DATASET ENTRIES:
======

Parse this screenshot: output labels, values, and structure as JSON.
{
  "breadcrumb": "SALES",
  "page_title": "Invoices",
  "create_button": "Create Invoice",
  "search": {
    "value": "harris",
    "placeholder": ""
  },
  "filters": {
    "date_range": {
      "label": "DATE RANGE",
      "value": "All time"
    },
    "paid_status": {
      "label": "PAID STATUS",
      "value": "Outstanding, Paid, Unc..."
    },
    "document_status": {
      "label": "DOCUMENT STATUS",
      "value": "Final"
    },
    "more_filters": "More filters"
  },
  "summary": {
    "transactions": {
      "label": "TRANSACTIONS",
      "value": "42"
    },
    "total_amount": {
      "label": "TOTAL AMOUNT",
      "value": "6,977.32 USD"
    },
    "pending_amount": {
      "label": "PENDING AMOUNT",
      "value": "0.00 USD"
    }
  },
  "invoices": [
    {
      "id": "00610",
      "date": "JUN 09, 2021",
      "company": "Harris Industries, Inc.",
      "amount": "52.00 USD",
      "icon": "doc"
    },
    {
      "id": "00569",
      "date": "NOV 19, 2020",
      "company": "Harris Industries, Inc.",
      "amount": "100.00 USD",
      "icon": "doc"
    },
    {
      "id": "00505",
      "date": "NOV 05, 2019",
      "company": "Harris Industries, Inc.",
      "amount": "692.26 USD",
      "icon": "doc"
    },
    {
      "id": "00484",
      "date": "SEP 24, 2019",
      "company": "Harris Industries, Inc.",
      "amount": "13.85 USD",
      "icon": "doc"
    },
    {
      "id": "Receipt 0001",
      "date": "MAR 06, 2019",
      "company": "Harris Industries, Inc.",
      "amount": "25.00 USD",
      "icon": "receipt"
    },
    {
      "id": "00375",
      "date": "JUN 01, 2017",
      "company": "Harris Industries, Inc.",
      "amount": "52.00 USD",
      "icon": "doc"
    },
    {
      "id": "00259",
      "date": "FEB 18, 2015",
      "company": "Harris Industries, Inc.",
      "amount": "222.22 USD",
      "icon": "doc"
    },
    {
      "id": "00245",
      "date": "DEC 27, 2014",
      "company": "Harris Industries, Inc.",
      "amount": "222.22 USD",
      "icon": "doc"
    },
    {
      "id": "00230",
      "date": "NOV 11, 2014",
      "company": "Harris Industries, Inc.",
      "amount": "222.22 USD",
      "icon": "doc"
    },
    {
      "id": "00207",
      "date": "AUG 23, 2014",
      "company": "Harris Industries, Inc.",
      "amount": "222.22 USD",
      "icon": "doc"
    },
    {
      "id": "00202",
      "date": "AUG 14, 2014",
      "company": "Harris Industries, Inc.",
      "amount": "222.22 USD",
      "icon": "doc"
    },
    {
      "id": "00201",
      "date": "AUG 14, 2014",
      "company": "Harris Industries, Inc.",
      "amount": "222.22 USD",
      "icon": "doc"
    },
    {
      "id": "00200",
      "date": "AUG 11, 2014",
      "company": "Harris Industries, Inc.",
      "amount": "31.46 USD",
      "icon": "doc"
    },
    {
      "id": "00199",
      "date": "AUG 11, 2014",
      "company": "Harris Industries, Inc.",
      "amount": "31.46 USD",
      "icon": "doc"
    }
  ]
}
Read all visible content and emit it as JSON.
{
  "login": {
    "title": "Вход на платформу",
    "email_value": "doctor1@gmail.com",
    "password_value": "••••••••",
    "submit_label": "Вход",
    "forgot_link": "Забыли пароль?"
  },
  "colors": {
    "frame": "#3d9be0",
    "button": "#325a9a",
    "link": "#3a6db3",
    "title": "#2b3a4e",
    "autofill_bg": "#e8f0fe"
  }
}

======

EXERCISE DIRECTIONS:
Return the lines beginning at the one that contains "Read all visible content and emit it as JSON." and continuing through the last line of the data, exactly as they stand and without any others.

RESPONSE TO THIS TASK:
Read all visible content and emit it as JSON.
{
  "login": {
    "title": "Вход на платформу",
    "email_value": "doctor1@gmail.com",
    "password_value": "••••••••",
    "submit_label": "Вход",
    "forgot_link": "Забыли пароль?"
  },
  "colors": {
    "frame": "#3d9be0",
    "button": "#325a9a",
    "link": "#3a6db3",
    "title": "#2b3a4e",
    "autofill_bg": "#e8f0fe"
  }
}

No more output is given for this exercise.